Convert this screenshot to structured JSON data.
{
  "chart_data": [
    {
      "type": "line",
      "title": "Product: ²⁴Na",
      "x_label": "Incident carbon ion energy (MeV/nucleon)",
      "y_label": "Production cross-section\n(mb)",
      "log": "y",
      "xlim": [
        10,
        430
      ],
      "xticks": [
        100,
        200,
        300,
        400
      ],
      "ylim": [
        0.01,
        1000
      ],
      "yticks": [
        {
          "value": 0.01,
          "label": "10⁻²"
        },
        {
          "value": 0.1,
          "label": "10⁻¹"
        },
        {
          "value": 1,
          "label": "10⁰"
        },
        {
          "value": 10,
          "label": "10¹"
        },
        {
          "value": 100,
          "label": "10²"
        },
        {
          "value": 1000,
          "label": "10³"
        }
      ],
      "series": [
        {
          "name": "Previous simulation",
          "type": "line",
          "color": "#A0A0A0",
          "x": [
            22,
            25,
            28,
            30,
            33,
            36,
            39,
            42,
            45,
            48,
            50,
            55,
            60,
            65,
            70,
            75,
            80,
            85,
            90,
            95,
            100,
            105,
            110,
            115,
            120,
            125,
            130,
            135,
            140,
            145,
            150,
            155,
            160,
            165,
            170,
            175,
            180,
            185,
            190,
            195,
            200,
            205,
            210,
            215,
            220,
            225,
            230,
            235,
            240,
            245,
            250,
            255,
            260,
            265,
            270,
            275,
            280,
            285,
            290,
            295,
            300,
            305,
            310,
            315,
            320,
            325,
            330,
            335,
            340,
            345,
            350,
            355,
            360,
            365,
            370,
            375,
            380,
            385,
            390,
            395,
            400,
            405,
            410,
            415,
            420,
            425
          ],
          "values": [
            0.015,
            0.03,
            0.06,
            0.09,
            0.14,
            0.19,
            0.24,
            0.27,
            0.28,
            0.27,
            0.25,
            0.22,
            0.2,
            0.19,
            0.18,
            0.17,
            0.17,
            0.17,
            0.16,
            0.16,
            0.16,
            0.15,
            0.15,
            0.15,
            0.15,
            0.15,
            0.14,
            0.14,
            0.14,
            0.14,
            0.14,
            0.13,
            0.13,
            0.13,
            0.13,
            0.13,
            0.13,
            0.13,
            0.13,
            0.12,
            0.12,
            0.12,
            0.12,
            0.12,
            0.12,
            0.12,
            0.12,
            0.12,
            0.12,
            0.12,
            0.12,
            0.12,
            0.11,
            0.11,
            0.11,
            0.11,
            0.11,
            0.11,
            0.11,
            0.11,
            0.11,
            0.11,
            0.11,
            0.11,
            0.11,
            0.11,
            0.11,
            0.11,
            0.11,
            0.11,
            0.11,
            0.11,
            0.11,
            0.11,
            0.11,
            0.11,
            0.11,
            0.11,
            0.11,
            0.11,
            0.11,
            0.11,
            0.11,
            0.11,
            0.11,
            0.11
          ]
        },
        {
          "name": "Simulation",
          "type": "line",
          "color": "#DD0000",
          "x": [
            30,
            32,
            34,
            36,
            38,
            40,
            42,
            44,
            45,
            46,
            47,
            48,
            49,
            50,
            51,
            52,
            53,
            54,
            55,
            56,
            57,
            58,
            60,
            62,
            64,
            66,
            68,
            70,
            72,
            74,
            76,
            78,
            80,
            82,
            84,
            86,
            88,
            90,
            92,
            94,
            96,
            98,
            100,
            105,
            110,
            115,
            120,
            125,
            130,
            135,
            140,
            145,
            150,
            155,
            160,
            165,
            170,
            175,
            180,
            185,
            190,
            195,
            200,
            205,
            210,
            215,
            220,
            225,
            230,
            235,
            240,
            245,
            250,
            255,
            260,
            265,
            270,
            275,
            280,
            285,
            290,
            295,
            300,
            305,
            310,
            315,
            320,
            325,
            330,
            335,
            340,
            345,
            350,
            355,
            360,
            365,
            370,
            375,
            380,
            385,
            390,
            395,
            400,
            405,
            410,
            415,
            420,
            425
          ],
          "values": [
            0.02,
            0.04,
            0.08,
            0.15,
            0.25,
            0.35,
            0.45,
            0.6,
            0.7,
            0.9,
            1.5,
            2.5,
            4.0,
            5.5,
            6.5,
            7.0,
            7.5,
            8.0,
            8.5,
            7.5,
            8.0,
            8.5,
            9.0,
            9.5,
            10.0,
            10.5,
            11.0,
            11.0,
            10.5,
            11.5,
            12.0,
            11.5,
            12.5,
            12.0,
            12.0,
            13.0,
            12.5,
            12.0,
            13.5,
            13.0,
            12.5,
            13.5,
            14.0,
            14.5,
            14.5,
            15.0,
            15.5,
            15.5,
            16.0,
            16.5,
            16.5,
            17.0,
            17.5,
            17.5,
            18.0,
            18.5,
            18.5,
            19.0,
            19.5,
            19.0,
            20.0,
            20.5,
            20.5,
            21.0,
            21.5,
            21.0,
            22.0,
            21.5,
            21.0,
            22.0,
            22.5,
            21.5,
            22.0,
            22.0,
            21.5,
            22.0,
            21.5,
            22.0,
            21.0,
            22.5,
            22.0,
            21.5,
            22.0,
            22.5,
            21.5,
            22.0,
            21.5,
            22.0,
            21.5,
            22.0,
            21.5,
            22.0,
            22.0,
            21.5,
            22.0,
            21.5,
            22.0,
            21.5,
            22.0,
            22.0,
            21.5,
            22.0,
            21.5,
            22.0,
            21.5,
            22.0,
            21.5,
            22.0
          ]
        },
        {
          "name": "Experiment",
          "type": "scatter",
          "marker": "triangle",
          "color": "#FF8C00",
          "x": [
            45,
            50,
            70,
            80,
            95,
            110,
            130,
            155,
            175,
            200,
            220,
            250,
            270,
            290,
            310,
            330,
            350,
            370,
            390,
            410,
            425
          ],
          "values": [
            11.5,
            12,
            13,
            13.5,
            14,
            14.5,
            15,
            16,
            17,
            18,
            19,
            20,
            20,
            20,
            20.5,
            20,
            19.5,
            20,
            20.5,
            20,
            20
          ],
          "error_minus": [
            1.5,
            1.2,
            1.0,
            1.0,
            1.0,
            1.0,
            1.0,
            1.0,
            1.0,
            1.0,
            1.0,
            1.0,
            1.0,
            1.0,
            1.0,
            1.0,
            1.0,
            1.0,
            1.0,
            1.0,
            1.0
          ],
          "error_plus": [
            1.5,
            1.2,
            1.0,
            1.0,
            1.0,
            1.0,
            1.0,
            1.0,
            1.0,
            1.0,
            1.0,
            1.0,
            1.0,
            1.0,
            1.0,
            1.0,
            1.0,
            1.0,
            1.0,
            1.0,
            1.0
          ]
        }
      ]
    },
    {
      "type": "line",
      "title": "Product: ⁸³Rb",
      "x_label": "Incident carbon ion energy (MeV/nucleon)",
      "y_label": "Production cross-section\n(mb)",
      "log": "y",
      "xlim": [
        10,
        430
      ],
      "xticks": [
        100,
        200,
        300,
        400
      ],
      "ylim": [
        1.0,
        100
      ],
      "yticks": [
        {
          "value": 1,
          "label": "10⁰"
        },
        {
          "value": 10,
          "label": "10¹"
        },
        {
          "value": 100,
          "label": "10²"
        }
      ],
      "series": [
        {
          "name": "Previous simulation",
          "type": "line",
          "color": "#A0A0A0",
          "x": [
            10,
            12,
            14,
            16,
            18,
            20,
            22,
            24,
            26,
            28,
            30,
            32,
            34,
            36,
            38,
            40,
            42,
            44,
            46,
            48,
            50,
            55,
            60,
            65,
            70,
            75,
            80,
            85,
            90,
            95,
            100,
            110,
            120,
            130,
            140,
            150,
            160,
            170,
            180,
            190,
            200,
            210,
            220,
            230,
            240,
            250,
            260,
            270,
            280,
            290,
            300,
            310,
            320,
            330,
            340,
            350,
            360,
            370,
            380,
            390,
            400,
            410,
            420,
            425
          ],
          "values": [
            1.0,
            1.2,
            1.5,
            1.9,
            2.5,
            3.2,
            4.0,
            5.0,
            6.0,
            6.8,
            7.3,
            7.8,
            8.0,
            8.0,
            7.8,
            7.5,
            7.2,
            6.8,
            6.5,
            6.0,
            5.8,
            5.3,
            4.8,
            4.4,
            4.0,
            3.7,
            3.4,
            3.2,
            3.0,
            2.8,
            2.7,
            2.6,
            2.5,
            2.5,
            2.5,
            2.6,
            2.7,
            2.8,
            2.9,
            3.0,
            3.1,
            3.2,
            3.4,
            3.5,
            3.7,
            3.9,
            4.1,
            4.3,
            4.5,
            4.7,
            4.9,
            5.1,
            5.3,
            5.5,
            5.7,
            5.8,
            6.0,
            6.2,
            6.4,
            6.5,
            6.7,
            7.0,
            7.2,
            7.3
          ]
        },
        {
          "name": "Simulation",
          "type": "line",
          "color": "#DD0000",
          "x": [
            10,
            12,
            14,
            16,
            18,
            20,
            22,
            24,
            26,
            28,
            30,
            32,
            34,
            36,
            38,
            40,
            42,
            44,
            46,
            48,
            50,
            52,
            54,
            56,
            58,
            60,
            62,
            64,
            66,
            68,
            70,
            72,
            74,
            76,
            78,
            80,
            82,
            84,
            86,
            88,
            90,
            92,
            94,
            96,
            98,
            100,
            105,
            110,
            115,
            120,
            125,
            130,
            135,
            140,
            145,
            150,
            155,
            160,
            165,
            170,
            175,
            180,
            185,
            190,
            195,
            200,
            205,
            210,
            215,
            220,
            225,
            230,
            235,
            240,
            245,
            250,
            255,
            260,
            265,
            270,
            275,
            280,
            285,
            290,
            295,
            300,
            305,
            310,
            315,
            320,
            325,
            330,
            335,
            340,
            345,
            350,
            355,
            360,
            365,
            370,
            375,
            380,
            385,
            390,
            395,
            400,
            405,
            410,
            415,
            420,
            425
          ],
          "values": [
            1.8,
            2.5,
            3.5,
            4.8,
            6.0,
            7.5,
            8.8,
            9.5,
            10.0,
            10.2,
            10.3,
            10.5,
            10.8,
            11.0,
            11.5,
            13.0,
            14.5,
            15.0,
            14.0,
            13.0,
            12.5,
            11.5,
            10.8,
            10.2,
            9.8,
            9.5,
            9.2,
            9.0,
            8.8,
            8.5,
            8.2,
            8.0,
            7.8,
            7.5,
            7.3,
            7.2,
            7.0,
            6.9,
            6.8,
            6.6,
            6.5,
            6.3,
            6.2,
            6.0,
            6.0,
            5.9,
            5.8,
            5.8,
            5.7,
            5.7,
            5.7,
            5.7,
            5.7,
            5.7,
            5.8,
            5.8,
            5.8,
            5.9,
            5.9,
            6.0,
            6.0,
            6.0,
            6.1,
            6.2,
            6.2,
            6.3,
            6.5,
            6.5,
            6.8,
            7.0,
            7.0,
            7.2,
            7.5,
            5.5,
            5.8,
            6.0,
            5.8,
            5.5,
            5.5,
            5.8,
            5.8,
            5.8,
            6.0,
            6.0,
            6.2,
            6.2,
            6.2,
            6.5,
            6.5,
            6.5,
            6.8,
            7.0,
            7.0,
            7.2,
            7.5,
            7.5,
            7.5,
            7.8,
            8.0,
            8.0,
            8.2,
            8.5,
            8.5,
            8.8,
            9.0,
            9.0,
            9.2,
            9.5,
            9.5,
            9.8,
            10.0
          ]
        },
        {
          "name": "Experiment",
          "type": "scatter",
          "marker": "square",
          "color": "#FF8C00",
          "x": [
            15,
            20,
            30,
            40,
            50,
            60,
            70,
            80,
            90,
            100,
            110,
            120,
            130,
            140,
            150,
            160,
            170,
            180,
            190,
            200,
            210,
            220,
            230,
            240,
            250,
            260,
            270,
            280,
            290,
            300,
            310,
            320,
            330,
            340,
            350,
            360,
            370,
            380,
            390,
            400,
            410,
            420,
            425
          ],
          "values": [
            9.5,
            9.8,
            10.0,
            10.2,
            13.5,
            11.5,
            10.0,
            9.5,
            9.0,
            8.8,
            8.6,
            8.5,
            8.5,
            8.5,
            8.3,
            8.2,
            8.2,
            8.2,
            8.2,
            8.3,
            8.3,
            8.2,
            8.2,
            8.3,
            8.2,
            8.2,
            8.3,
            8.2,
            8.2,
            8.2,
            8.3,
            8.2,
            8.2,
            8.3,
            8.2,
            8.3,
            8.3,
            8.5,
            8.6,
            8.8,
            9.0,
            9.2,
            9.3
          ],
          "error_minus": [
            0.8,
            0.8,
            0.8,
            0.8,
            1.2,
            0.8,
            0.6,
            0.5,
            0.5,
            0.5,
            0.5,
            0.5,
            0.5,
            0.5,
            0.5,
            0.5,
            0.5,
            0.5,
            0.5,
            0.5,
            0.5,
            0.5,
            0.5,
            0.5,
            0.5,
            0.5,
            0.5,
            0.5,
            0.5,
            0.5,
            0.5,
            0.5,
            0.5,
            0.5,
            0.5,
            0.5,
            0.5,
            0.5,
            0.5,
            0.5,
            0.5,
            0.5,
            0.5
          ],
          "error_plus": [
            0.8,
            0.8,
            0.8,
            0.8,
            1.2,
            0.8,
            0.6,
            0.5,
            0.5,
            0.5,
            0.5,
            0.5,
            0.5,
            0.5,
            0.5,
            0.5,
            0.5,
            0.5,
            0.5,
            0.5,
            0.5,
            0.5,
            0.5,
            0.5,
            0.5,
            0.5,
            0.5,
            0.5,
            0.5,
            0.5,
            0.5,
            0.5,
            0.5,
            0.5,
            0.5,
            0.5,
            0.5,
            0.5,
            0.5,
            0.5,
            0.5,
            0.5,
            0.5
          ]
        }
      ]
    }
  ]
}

> **Directions**
Go through the entries and return each line where the word "title" appears.

> **The completed task**
      "title": "Product: ²⁴Na",
      "title": "Product: ⁸³Rb",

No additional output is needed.